* **RECORDS PROVIDED**:
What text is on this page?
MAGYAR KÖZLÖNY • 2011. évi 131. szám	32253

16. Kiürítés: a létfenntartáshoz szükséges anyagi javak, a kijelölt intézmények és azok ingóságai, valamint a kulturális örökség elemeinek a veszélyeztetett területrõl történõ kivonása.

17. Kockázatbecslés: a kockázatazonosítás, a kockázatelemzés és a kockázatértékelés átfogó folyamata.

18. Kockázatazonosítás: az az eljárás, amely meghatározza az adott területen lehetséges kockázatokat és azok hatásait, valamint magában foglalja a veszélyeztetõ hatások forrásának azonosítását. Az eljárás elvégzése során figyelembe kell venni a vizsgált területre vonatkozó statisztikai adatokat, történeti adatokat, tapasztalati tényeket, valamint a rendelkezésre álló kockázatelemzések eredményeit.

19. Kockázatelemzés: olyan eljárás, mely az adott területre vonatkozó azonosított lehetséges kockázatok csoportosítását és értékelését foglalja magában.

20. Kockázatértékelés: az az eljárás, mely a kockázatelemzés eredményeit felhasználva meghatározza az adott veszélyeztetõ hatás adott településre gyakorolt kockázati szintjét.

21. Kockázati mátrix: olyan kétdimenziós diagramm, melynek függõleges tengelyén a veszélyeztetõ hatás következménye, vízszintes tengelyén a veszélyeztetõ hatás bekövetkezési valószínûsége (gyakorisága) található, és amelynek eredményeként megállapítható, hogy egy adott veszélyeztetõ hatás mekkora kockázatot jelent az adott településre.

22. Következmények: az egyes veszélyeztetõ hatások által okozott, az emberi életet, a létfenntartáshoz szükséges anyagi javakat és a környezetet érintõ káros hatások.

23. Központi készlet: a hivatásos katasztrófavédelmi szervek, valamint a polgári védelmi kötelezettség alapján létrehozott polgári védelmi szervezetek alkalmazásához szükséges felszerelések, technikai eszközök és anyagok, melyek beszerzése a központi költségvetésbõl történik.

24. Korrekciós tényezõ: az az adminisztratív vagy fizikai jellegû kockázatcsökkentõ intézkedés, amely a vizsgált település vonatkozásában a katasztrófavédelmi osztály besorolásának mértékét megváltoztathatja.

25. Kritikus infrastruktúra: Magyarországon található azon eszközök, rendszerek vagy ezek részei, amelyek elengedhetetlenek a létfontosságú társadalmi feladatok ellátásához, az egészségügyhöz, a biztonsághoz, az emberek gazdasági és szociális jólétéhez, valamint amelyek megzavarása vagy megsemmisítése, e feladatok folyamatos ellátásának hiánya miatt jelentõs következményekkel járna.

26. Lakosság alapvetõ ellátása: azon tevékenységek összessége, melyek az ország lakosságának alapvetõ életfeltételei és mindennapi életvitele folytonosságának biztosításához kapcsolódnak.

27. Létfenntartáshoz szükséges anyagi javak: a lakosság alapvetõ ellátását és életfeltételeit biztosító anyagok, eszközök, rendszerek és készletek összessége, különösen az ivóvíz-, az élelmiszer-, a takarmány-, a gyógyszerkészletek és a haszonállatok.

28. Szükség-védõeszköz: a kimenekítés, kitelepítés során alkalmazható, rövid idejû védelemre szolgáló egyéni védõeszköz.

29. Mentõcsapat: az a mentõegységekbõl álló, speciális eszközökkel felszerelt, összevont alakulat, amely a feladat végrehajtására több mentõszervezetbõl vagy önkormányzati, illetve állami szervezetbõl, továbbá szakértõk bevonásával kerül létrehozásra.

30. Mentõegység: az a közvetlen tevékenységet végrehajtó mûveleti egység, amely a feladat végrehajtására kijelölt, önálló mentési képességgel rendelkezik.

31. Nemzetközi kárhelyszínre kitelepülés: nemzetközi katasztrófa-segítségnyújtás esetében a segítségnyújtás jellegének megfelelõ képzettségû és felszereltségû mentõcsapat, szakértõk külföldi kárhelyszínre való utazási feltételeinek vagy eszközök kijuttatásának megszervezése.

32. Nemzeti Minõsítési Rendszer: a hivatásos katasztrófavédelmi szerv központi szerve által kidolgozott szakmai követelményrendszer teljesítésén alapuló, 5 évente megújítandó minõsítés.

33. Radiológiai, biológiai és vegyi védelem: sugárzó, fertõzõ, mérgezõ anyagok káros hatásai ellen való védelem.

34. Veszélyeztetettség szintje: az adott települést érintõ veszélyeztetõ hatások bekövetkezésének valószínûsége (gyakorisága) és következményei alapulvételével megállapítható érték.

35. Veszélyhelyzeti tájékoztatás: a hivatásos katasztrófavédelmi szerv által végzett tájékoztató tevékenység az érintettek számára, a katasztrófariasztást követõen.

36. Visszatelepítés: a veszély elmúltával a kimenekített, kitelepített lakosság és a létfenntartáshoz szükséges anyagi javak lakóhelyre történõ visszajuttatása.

* **STATED GOAL**: Output every entry shown above, exactly.

* **WRITTEN SOLUTION**:
What text is on this page?
MAGYAR KÖZLÖNY • 2011. évi 131. szám	32253

16. Kiürítés: a létfenntartáshoz szükséges anyagi javak, a kijelölt intézmények és azok ingóságai, valamint a kulturális örökség elemeinek a veszélyeztetett területrõl történõ kivonása.

17. Kockázatbecslés: a kockázatazonosítás, a kockázatelemzés és a kockázatértékelés átfogó folyamata.

18. Kockázatazonosítás: az az eljárás, amely meghatározza az adott területen lehetséges kockázatokat és azok hatásait, valamint magában foglalja a veszélyeztetõ hatások forrásának azonosítását. Az eljárás elvégzése során figyelembe kell venni a vizsgált területre vonatkozó statisztikai adatokat, történeti adatokat, tapasztalati tényeket, valamint a rendelkezésre álló kockázatelemzések eredményeit.

19. Kockázatelemzés: olyan eljárás, mely az adott területre vonatkozó azonosított lehetséges kockázatok csoportosítását és értékelését foglalja magában.

20. Kockázatértékelés: az az eljárás, mely a kockázatelemzés eredményeit felhasználva meghatározza az adott veszélyeztetõ hatás adott településre gyakorolt kockázati szintjét.

21. Kockázati mátrix: olyan kétdimenziós diagramm, melynek függõleges tengelyén a veszélyeztetõ hatás következménye, vízszintes tengelyén a veszélyeztetõ hatás bekövetkezési valószínûsége (gyakorisága) található, és amelynek eredményeként megállapítható, hogy egy adott veszélyeztetõ hatás mekkora kockázatot jelent az adott településre.

22. Következmények: az egyes veszélyeztetõ hatások által okozott, az emberi életet, a létfenntartáshoz szükséges anyagi javakat és a környezetet érintõ káros hatások.

23. Központi készlet: a hivatásos katasztrófavédelmi szervek, valamint a polgári védelmi kötelezettség alapján létrehozott polgári védelmi szervezetek alkalmazásához szükséges felszerelések, technikai eszközök és anyagok, melyek beszerzése a központi költségvetésbõl történik.

24. Korrekciós tényezõ: az az adminisztratív vagy fizikai jellegû kockázatcsökkentõ intézkedés, amely a vizsgált település vonatkozásában a katasztrófavédelmi osztály besorolásának mértékét megváltoztathatja.

25. Kritikus infrastruktúra: Magyarországon található azon eszközök, rendszerek vagy ezek részei, amelyek elengedhetetlenek a létfontosságú társadalmi feladatok ellátásához, az egészségügyhöz, a biztonsághoz, az emberek gazdasági és szociális jólétéhez, valamint amelyek megzavarása vagy megsemmisítése, e feladatok folyamatos ellátásának hiánya miatt jelentõs következményekkel járna.

26. Lakosság alapvetõ ellátása: azon tevékenységek összessége, melyek az ország lakosságának alapvetõ életfeltételei és mindennapi életvitele folytonosságának biztosításához kapcsolódnak.

27. Létfenntartáshoz szükséges anyagi javak: a lakosság alapvetõ ellátását és életfeltételeit biztosító anyagok, eszközök, rendszerek és készletek összessége, különösen az ivóvíz-, az élelmiszer-, a takarmány-, a gyógyszerkészletek és a haszonállatok.

28. Szükség-védõeszköz: a kimenekítés, kitelepítés során alkalmazható, rövid idejû védelemre szolgáló egyéni védõeszköz.

29. Mentõcsapat: az a mentõegységekbõl álló, speciális eszközökkel felszerelt, összevont alakulat, amely a feladat végrehajtására több mentõszervezetbõl vagy önkormányzati, illetve állami szervezetbõl, továbbá szakértõk bevonásával kerül létrehozásra.

30. Mentõegység: az a közvetlen tevékenységet végrehajtó mûveleti egység, amely a feladat végrehajtására kijelölt, önálló mentési képességgel rendelkezik.

31. Nemzetközi kárhelyszínre kitelepülés: nemzetközi katasztrófa-segítségnyújtás esetében a segítségnyújtás jellegének megfelelõ képzettségû és felszereltségû mentõcsapat, szakértõk külföldi kárhelyszínre való utazási feltételeinek vagy eszközök kijuttatásának megszervezése.

32. Nemzeti Minõsítési Rendszer: a hivatásos katasztrófavédelmi szerv központi szerve által kidolgozott szakmai követelményrendszer teljesítésén alapuló, 5 évente megújítandó minõsítés.

33. Radiológiai, biológiai és vegyi védelem: sugárzó, fertõzõ, mérgezõ anyagok káros hatásai ellen való védelem.

34. Veszélyeztetettség szintje: az adott települést érintõ veszélyeztetõ hatások bekövetkezésének valószínûsége (gyakorisága) és következményei alapulvételével megállapítható érték.

35. Veszélyhelyzeti tájékoztatás: a hivatásos katasztrófavédelmi szerv által végzett tájékoztató tevékenység az érintettek számára, a katasztrófariasztást követõen.

36. Visszatelepítés: a veszély elmúltával a kimenekített, kitelepített lakosság és a létfenntartáshoz szükséges anyagi javak lakóhelyre történõ visszajuttatása.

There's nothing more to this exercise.